▶ Short problem
Identify all lines of the data containing the string "content" and copy them.
— begin Data shown —
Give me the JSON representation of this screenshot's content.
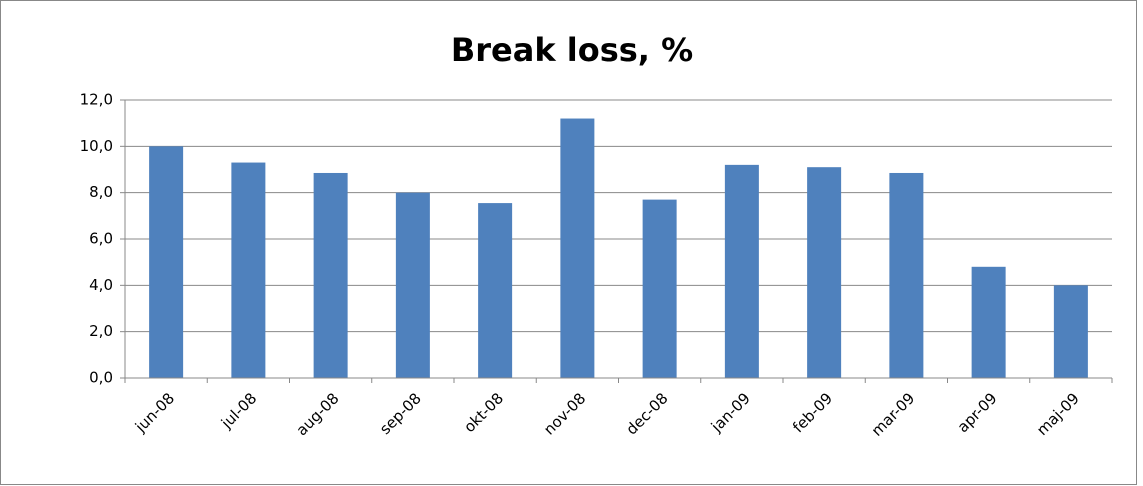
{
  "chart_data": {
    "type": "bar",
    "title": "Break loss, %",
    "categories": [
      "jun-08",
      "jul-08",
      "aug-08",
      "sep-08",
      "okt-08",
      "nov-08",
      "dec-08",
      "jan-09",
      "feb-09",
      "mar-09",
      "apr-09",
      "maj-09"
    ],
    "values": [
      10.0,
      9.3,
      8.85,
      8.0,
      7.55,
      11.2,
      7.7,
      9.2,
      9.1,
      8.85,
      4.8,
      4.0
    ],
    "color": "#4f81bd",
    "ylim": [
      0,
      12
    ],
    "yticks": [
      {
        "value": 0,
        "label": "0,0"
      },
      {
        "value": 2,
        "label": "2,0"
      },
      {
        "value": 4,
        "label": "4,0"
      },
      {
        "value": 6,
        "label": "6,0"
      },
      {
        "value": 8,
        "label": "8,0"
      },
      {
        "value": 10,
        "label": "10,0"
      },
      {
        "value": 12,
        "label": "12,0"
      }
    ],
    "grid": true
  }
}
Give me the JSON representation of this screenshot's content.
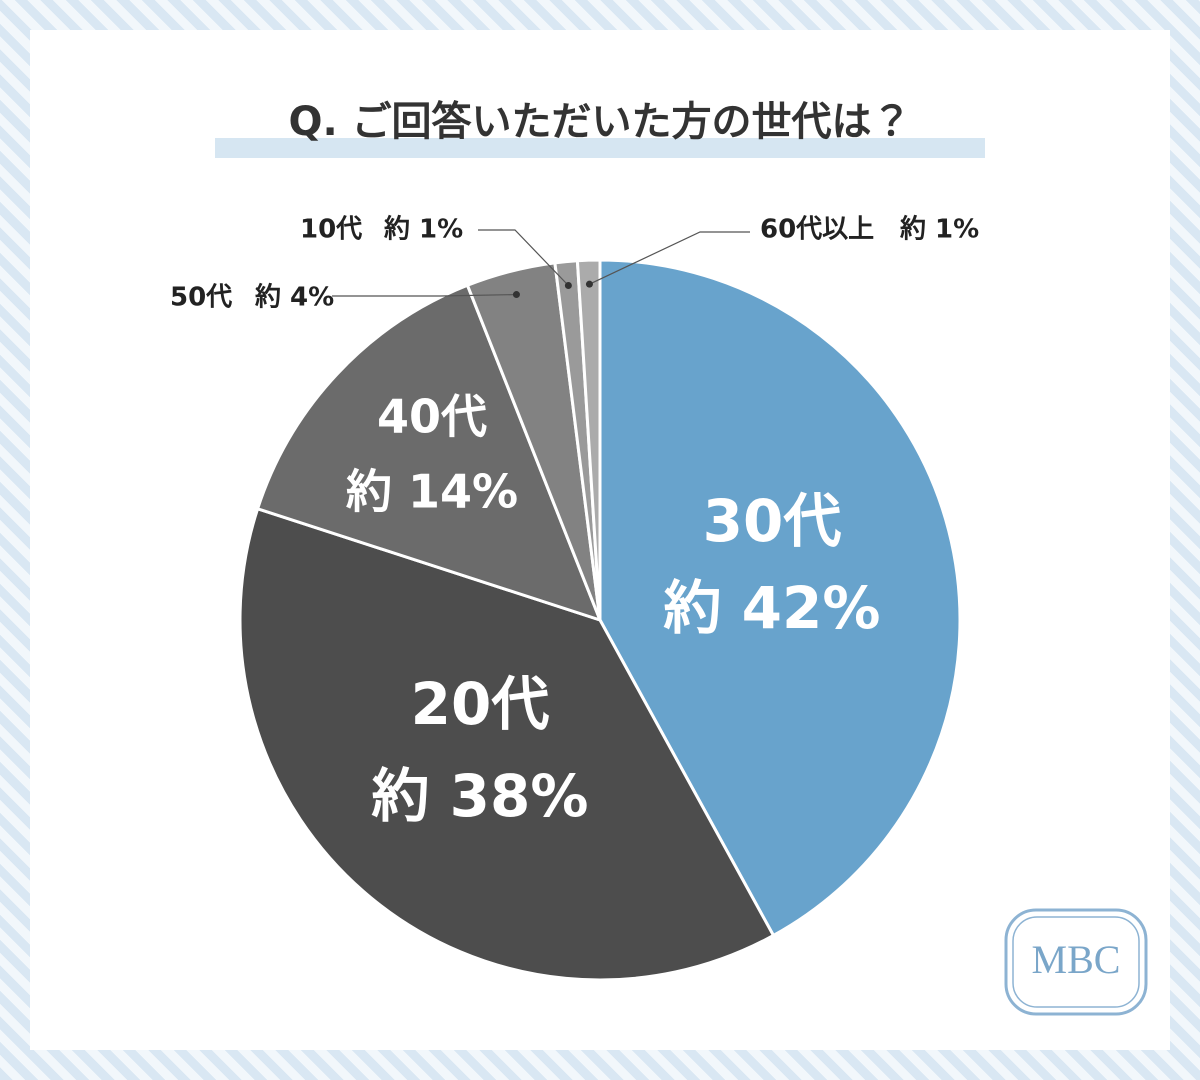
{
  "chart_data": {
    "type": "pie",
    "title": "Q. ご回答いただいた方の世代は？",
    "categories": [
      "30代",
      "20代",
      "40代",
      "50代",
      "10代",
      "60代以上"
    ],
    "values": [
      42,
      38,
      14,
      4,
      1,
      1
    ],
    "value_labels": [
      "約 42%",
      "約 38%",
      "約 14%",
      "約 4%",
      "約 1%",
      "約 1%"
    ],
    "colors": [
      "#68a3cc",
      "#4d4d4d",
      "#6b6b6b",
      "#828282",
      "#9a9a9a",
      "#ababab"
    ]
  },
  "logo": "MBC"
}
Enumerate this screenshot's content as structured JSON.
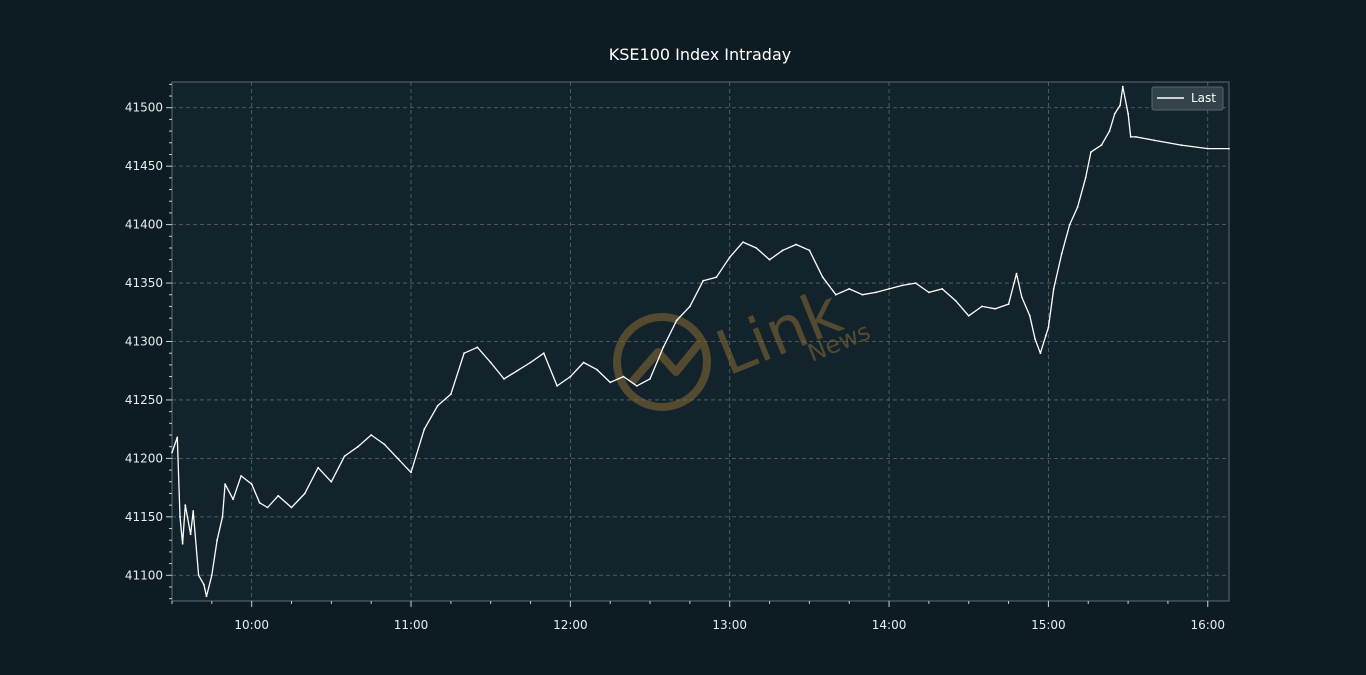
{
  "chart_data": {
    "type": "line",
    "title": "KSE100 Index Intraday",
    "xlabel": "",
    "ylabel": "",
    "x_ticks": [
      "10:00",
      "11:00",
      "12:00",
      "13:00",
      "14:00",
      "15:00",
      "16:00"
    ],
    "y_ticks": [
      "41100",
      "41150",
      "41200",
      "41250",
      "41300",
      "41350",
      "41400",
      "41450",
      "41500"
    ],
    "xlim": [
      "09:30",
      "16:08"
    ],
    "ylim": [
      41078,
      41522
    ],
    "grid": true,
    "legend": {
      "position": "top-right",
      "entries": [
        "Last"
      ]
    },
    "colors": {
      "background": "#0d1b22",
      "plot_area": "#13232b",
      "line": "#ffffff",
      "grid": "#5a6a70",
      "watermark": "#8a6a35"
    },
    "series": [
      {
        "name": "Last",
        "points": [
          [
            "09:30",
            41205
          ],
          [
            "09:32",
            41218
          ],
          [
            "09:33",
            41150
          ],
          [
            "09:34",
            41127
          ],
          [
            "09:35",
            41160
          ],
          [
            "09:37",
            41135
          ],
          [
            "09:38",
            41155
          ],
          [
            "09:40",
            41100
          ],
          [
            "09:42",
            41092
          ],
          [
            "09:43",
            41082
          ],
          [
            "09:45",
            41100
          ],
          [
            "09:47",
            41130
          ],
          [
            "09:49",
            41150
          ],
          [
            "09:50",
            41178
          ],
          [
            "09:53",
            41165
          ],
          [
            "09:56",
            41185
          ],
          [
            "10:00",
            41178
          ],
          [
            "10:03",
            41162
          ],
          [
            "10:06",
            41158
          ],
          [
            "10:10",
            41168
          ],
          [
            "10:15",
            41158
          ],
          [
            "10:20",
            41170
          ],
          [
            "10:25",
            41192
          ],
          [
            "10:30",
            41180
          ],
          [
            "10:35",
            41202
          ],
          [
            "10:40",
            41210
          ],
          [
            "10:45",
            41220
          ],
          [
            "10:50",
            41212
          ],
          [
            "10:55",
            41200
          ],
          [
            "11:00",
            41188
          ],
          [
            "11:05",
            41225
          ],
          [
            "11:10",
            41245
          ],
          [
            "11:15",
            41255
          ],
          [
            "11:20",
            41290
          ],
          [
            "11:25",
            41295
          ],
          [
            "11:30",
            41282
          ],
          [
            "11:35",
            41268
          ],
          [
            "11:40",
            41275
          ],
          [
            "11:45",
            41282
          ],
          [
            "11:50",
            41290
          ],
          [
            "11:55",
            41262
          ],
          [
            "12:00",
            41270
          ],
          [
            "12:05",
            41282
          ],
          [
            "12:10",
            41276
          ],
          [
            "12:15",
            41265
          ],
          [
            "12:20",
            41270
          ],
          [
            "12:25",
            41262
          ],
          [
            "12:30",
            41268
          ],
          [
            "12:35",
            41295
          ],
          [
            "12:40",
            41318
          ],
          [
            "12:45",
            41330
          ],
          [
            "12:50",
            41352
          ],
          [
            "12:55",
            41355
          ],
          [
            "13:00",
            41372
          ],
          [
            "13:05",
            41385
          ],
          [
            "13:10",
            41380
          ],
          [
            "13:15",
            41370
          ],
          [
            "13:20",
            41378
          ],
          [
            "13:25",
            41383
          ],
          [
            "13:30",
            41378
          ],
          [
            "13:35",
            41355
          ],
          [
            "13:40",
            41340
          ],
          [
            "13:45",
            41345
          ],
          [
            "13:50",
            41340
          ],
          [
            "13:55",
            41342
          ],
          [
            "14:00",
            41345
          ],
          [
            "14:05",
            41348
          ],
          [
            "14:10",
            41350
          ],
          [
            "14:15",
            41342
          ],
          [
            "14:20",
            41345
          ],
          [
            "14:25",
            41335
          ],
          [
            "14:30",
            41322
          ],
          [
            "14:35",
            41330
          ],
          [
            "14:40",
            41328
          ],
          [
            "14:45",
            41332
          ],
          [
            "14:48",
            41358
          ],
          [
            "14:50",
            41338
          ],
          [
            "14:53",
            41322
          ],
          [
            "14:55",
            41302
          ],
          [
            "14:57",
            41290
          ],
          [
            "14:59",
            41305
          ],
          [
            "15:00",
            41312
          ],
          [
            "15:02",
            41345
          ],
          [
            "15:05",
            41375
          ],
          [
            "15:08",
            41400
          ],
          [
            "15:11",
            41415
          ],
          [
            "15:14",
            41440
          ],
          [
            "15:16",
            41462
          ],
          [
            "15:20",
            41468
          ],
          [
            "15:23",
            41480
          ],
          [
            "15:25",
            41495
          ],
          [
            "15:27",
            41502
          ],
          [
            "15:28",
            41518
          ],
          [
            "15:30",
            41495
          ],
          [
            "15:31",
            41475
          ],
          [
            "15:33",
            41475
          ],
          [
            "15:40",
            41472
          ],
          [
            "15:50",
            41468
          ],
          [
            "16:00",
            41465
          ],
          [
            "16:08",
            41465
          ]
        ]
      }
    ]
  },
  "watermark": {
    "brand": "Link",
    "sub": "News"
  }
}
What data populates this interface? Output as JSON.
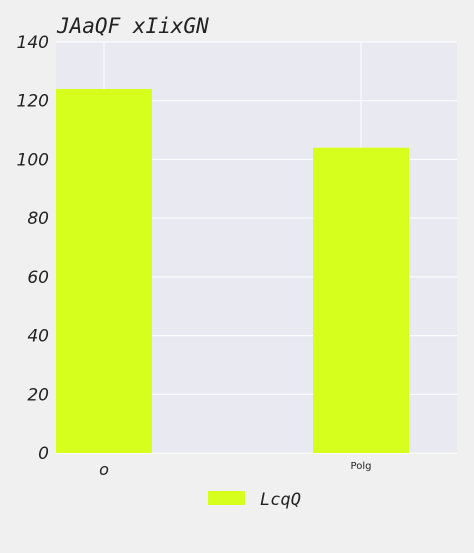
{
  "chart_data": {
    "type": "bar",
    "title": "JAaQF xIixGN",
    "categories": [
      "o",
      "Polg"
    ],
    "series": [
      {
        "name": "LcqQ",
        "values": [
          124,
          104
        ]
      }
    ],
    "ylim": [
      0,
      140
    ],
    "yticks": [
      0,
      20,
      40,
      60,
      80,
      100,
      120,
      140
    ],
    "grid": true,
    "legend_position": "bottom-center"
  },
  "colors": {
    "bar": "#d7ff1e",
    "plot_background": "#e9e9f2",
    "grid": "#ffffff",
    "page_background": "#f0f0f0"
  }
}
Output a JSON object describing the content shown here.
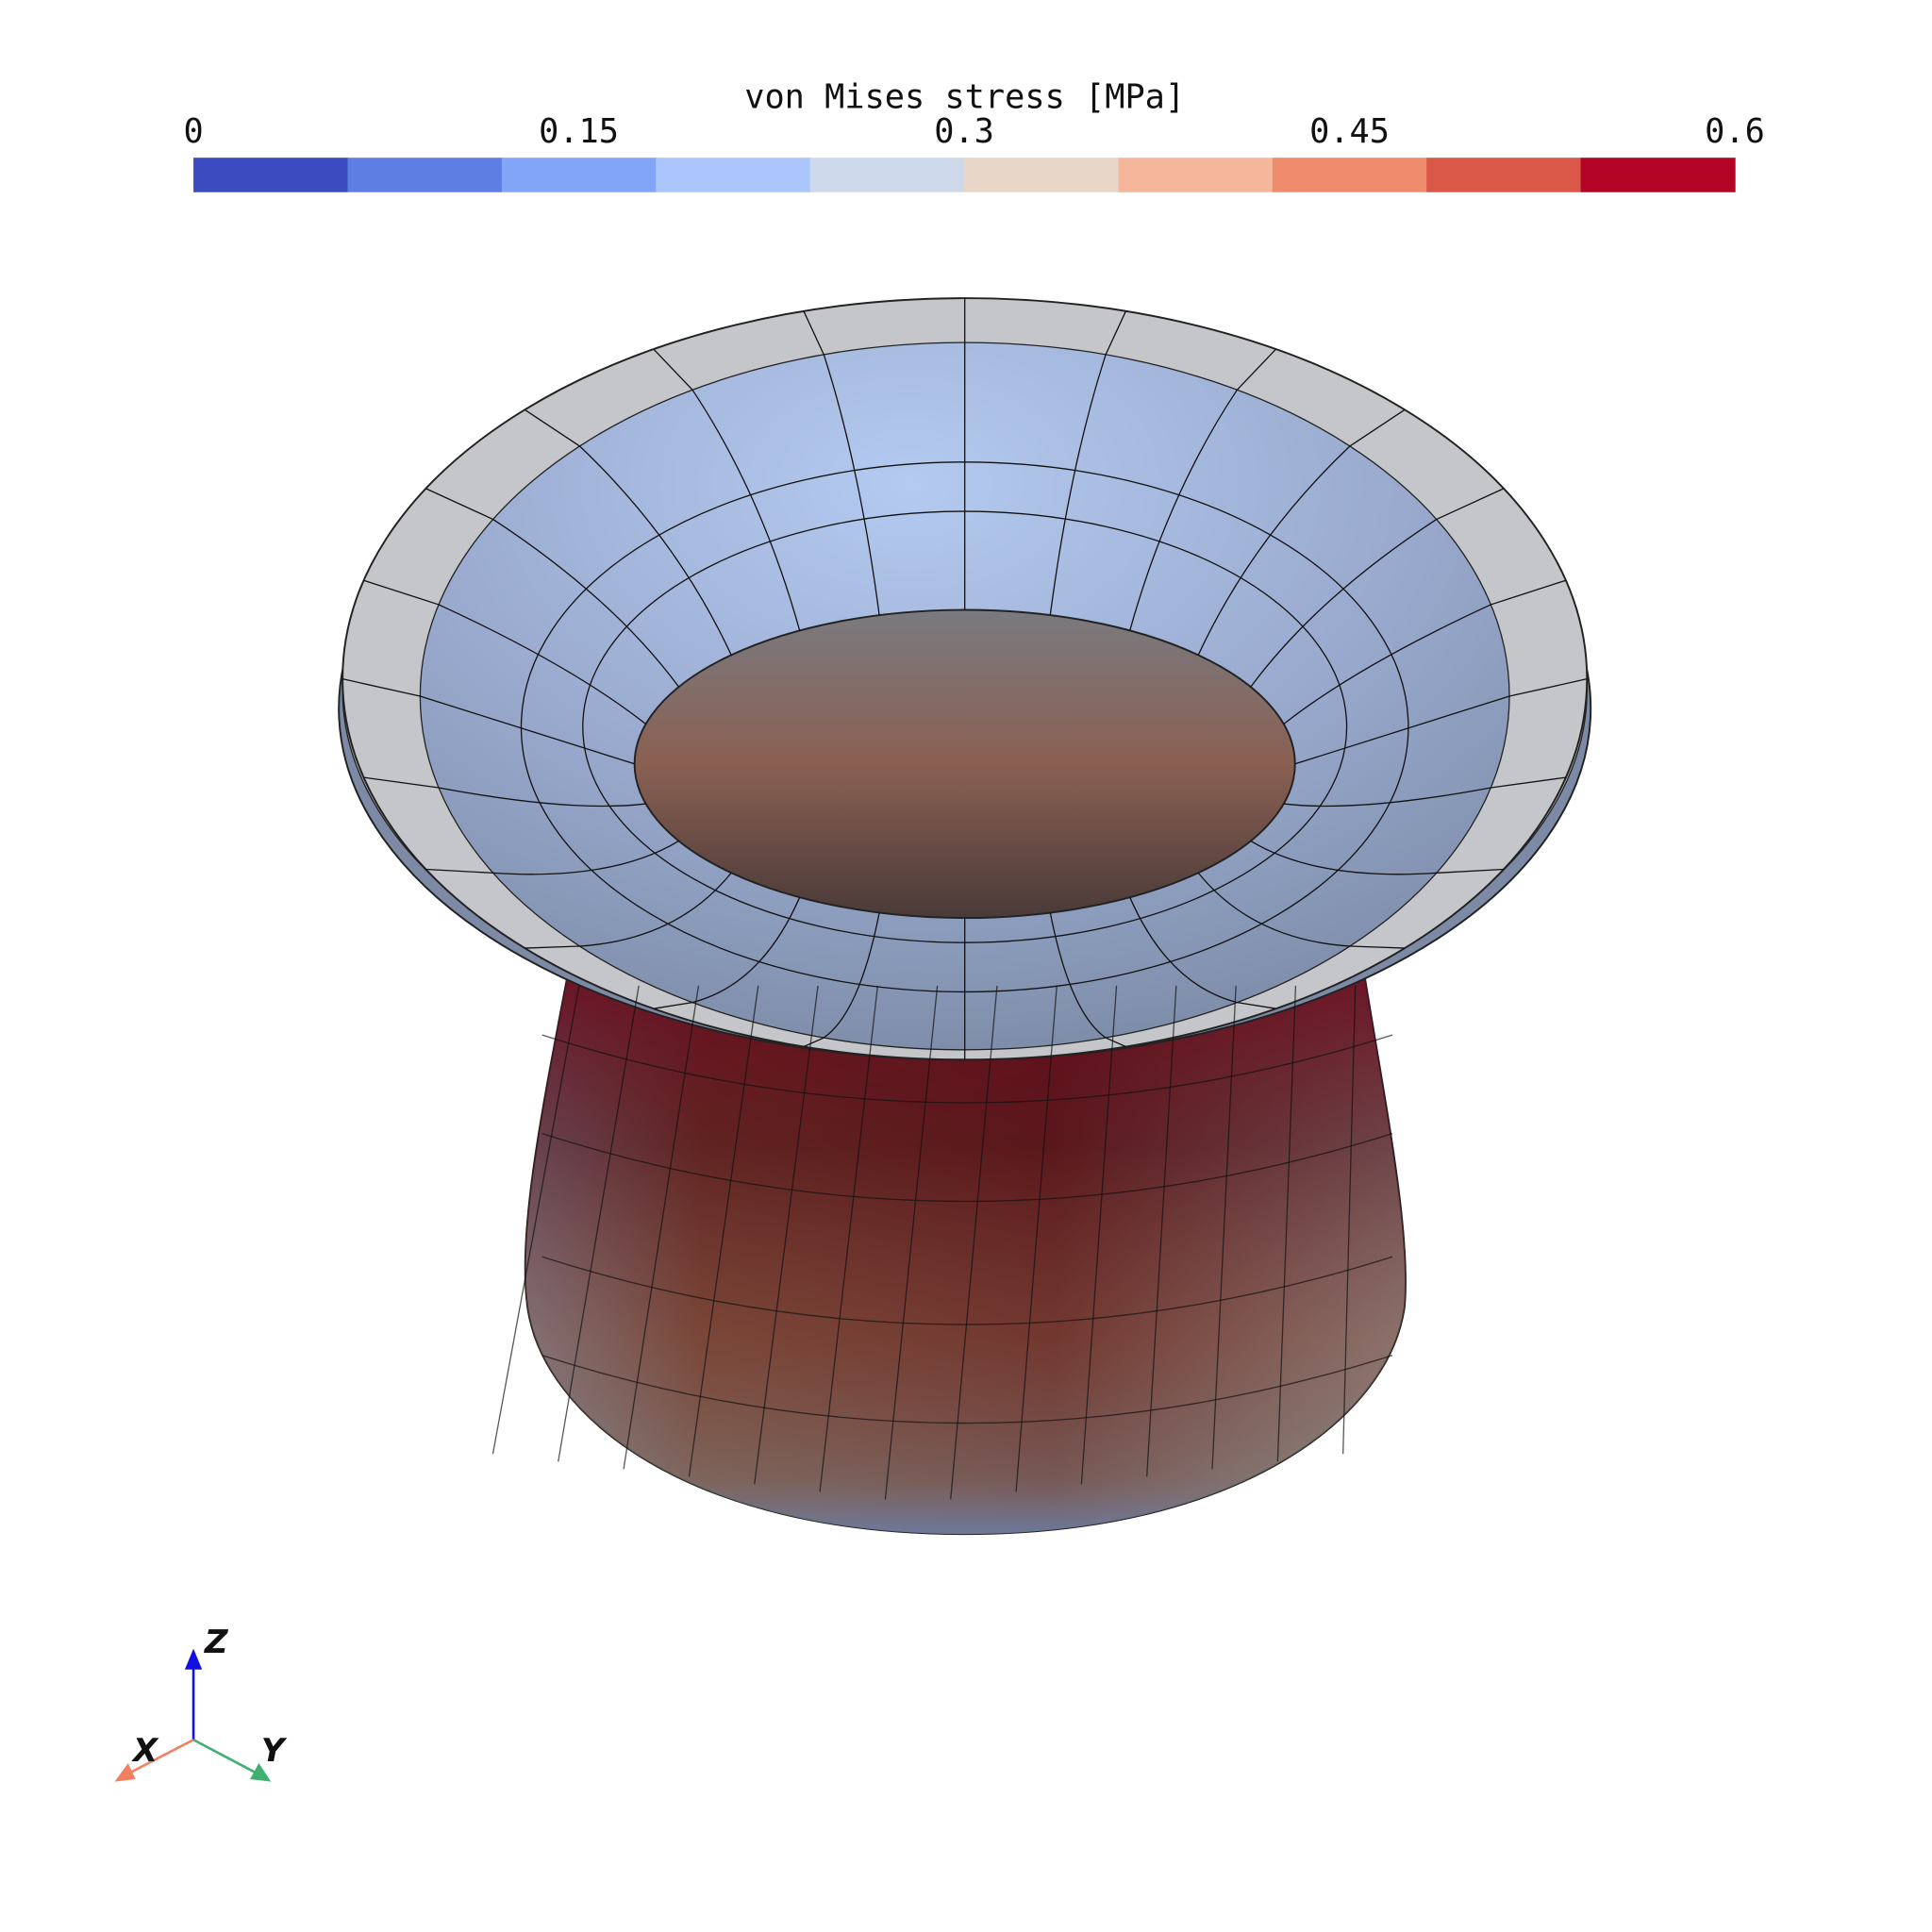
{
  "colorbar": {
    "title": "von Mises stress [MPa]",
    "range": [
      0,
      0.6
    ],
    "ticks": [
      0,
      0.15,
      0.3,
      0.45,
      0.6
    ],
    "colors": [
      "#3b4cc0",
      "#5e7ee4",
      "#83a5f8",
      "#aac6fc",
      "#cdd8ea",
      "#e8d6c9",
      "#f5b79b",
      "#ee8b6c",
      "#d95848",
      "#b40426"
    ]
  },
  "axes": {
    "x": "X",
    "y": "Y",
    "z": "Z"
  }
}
— end Data shown —
▶ Output of the task
Give me the JSON representation of this screenshot's content.
Give me the JSON representation of this screenshot's content.
Enumerate this screenshot's content as structured JSON.
Output a JSON object describing the content shown here.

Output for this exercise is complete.